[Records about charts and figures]
========
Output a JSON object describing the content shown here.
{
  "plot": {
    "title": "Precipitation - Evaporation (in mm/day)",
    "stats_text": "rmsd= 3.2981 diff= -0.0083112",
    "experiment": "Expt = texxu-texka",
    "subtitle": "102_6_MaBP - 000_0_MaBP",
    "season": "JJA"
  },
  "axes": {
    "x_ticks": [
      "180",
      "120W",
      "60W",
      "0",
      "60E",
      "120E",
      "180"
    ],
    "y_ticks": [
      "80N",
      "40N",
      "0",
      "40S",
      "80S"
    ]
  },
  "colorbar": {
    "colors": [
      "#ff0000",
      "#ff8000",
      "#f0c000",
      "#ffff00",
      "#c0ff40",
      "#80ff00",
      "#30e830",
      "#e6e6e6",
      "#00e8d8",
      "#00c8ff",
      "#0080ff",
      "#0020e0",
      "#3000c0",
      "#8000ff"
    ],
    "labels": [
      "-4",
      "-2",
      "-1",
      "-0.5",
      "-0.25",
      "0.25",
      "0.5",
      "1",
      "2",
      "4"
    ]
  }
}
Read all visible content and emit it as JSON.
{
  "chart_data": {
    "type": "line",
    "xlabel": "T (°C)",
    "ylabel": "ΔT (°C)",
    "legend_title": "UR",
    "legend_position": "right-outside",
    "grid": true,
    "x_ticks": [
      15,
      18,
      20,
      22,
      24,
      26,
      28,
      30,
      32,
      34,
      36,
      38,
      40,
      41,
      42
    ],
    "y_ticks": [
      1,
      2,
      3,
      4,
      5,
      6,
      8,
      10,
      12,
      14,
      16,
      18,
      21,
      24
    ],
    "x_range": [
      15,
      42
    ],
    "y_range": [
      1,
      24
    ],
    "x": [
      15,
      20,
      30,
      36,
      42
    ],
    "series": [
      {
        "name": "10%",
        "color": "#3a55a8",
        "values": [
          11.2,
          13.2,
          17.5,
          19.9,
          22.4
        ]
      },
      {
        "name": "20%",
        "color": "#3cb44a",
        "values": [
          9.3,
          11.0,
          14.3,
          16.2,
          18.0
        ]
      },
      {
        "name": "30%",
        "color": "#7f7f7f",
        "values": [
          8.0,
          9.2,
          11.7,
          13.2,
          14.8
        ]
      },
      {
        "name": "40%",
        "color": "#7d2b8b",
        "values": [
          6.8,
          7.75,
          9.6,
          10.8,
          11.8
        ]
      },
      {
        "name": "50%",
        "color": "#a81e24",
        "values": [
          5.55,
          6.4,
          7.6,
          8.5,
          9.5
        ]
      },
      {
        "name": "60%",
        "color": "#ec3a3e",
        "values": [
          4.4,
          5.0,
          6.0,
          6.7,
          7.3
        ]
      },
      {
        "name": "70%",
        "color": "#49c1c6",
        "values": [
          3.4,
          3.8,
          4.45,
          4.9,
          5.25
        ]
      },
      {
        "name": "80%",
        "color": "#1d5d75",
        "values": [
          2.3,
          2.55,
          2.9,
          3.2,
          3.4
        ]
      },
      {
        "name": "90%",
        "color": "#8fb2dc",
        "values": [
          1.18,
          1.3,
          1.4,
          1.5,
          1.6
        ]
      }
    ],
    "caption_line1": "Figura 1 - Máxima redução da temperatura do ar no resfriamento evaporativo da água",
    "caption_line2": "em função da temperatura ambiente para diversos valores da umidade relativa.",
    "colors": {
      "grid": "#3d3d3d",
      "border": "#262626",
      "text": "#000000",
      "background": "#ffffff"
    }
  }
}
========
Exercise brief: Scan the material for lines with the word "temperatura", and copy each line you find.

Task response:
    "caption_line1": "Figura 1 - Máxima redução da temperatura do ar no resfriamento evaporativo da água",
    "caption_line2": "em função da temperatura ambiente para diversos valores da umidade relativa.",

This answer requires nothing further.